[Rows from a figure dataset]
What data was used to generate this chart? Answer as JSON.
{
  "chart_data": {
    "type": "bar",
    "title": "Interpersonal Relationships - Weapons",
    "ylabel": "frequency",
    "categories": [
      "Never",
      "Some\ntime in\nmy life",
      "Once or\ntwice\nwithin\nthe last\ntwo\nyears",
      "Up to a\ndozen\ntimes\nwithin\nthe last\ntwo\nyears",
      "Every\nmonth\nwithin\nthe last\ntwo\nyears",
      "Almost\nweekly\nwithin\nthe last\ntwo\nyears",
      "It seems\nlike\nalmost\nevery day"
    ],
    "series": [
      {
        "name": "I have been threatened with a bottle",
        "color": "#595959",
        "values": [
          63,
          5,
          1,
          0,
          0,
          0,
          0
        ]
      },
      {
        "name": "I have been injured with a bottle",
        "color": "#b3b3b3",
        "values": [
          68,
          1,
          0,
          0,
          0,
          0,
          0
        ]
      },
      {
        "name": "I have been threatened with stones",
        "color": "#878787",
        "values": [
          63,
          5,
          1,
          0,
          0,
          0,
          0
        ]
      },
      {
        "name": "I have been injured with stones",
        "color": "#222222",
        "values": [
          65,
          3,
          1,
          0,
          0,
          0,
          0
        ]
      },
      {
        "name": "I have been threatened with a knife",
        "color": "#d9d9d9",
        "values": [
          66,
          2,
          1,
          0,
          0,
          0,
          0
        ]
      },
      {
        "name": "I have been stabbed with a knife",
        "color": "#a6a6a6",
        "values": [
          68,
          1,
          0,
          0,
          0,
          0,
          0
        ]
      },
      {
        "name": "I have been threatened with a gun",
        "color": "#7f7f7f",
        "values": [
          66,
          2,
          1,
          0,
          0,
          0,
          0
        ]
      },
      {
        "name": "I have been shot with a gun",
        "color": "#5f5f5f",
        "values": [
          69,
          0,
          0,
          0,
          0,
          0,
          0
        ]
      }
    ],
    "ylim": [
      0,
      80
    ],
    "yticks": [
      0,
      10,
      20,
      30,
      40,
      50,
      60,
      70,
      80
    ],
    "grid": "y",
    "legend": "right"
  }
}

- _GIVEN REQUEST_
Quote the entire listing above exactly.

- _TASK RESULT_
What data was used to generate this chart? Answer as JSON.
{
  "chart_data": {
    "type": "bar",
    "title": "Interpersonal Relationships - Weapons",
    "ylabel": "frequency",
    "categories": [
      "Never",
      "Some\ntime in\nmy life",
      "Once or\ntwice\nwithin\nthe last\ntwo\nyears",
      "Up to a\ndozen\ntimes\nwithin\nthe last\ntwo\nyears",
      "Every\nmonth\nwithin\nthe last\ntwo\nyears",
      "Almost\nweekly\nwithin\nthe last\ntwo\nyears",
      "It seems\nlike\nalmost\nevery day"
    ],
    "series": [
      {
        "name": "I have been threatened with a bottle",
        "color": "#595959",
        "values": [
          63,
          5,
          1,
          0,
          0,
          0,
          0
        ]
      },
      {
        "name": "I have been injured with a bottle",
        "color": "#b3b3b3",
        "values": [
          68,
          1,
          0,
          0,
          0,
          0,
          0
        ]
      },
      {
        "name": "I have been threatened with stones",
        "color": "#878787",
        "values": [
          63,
          5,
          1,
          0,
          0,
          0,
          0
        ]
      },
      {
        "name": "I have been injured with stones",
        "color": "#222222",
        "values": [
          65,
          3,
          1,
          0,
          0,
          0,
          0
        ]
      },
      {
        "name": "I have been threatened with a knife",
        "color": "#d9d9d9",
        "values": [
          66,
          2,
          1,
          0,
          0,
          0,
          0
        ]
      },
      {
        "name": "I have been stabbed with a knife",
        "color": "#a6a6a6",
        "values": [
          68,
          1,
          0,
          0,
          0,
          0,
          0
        ]
      },
      {
        "name": "I have been threatened with a gun",
        "color": "#7f7f7f",
        "values": [
          66,
          2,
          1,
          0,
          0,
          0,
          0
        ]
      },
      {
        "name": "I have been shot with a gun",
        "color": "#5f5f5f",
        "values": [
          69,
          0,
          0,
          0,
          0,
          0,
          0
        ]
      }
    ],
    "ylim": [
      0,
      80
    ],
    "yticks": [
      0,
      10,
      20,
      30,
      40,
      50,
      60,
      70,
      80
    ],
    "grid": "y",
    "legend": "right"
  }
}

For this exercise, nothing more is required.